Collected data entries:
++++++++

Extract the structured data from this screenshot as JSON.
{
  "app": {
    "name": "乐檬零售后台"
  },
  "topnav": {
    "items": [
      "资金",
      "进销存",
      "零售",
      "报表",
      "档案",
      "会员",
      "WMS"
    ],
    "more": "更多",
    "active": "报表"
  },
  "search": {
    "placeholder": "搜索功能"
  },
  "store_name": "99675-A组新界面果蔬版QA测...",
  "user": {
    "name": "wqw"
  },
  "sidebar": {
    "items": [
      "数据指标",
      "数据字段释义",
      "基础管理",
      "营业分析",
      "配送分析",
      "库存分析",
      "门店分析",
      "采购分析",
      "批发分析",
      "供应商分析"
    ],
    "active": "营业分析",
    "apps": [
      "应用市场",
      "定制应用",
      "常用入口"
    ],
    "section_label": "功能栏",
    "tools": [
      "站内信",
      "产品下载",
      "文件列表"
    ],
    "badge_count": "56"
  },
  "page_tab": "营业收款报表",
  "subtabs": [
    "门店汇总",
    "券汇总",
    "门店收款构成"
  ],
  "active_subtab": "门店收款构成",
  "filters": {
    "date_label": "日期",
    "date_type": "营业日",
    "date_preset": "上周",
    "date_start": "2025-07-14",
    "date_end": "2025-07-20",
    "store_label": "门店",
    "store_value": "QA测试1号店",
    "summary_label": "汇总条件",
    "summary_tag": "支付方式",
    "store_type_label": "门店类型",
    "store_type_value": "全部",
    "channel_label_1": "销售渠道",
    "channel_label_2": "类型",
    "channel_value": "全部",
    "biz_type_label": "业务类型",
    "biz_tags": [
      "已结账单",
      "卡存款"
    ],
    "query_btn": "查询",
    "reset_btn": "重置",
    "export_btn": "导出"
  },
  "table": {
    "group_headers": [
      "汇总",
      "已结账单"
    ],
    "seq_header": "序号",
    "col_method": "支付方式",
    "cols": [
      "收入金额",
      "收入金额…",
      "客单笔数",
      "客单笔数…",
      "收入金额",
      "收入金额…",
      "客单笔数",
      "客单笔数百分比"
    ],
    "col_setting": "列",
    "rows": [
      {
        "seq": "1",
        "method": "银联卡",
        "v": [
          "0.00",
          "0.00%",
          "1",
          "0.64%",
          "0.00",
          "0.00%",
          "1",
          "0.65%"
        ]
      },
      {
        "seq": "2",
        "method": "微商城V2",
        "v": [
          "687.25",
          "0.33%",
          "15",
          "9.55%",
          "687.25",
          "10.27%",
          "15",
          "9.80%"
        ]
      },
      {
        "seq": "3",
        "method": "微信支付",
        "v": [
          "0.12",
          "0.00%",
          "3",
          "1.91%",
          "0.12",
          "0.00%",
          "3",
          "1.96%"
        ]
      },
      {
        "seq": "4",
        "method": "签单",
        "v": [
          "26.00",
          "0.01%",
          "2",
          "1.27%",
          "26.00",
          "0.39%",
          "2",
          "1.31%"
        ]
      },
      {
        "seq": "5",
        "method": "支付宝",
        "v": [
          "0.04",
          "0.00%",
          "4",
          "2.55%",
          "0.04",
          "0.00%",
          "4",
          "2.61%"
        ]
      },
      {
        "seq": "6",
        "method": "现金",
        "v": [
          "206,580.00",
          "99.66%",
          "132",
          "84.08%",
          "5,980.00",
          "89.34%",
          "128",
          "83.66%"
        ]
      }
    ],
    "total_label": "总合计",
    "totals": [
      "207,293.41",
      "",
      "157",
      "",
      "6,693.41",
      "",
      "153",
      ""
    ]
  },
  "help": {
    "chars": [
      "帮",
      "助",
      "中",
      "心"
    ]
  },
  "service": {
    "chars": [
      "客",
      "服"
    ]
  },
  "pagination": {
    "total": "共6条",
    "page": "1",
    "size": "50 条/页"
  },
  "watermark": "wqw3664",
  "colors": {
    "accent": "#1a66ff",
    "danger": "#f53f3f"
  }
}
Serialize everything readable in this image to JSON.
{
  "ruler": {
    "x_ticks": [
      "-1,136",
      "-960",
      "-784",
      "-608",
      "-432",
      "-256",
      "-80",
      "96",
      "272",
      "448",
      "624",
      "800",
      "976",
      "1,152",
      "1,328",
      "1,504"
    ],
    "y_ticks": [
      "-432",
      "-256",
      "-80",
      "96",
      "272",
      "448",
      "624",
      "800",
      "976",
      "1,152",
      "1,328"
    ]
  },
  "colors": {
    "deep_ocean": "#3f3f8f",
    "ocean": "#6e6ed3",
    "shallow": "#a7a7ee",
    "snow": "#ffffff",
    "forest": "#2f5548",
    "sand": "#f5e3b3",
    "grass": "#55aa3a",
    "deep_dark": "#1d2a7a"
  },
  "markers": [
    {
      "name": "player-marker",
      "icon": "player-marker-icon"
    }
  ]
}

++++++++

- **Instructions for the task**:
Reproduce each line of the entries in which the word "JSON" is found.

- **Written answer**:
Extract the structured data from this screenshot as JSON.
Serialize everything readable in this image to JSON.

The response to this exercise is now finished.